### RECORD EXTRACTS ###

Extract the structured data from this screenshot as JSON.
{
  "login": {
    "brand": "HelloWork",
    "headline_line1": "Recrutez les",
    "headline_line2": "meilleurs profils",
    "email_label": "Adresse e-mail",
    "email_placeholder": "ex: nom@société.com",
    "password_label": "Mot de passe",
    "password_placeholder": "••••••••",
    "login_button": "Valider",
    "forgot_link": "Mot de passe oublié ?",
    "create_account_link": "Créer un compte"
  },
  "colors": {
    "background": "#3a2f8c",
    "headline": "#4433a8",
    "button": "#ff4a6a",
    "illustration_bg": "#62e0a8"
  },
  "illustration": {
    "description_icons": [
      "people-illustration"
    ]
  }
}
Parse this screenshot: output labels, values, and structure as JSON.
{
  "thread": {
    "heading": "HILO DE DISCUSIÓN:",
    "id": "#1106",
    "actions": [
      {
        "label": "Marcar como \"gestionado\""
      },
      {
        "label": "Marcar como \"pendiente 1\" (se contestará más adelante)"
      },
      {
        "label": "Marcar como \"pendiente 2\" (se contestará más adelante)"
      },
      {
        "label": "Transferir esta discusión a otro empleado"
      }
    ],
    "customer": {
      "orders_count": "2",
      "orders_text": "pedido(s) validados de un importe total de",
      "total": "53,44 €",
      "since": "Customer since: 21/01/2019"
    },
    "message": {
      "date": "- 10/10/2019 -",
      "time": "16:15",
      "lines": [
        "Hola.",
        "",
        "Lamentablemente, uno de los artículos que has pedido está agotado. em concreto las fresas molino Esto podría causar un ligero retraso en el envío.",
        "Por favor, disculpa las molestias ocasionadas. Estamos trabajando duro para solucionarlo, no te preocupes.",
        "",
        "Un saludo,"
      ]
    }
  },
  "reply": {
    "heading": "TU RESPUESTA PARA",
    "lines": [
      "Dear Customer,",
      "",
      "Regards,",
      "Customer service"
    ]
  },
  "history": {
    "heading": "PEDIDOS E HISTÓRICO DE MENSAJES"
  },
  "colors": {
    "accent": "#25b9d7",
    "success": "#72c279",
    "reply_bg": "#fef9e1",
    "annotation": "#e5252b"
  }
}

###

### [TASK DESCRIPTION]
Give the listing again, word for word.

### [OUTPUT]
Extract the structured data from this screenshot as JSON.
{
  "login": {
    "brand": "HelloWork",
    "headline_line1": "Recrutez les",
    "headline_line2": "meilleurs profils",
    "email_label": "Adresse e-mail",
    "email_placeholder": "ex: nom@société.com",
    "password_label": "Mot de passe",
    "password_placeholder": "••••••••",
    "login_button": "Valider",
    "forgot_link": "Mot de passe oublié ?",
    "create_account_link": "Créer un compte"
  },
  "colors": {
    "background": "#3a2f8c",
    "headline": "#4433a8",
    "button": "#ff4a6a",
    "illustration_bg": "#62e0a8"
  },
  "illustration": {
    "description_icons": [
      "people-illustration"
    ]
  }
}
Parse this screenshot: output labels, values, and structure as JSON.
{
  "thread": {
    "heading": "HILO DE DISCUSIÓN:",
    "id": "#1106",
    "actions": [
      {
        "label": "Marcar como \"gestionado\""
      },
      {
        "label": "Marcar como \"pendiente 1\" (se contestará más adelante)"
      },
      {
        "label": "Marcar como \"pendiente 2\" (se contestará más adelante)"
      },
      {
        "label": "Transferir esta discusión a otro empleado"
      }
    ],
    "customer": {
      "orders_count": "2",
      "orders_text": "pedido(s) validados de un importe total de",
      "total": "53,44 €",
      "since": "Customer since: 21/01/2019"
    },
    "message": {
      "date": "- 10/10/2019 -",
      "time": "16:15",
      "lines": [
        "Hola.",
        "",
        "Lamentablemente, uno de los artículos que has pedido está agotado. em concreto las fresas molino Esto podría causar un ligero retraso en el envío.",
        "Por favor, disculpa las molestias ocasionadas. Estamos trabajando duro para solucionarlo, no te preocupes.",
        "",
        "Un saludo,"
      ]
    }
  },
  "reply": {
    "heading": "TU RESPUESTA PARA",
    "lines": [
      "Dear Customer,",
      "",
      "Regards,",
      "Customer service"
    ]
  },
  "history": {
    "heading": "PEDIDOS E HISTÓRICO DE MENSAJES"
  },
  "colors": {
    "accent": "#25b9d7",
    "success": "#72c279",
    "reply_bg": "#fef9e1",
    "annotation": "#e5252b"
  }
}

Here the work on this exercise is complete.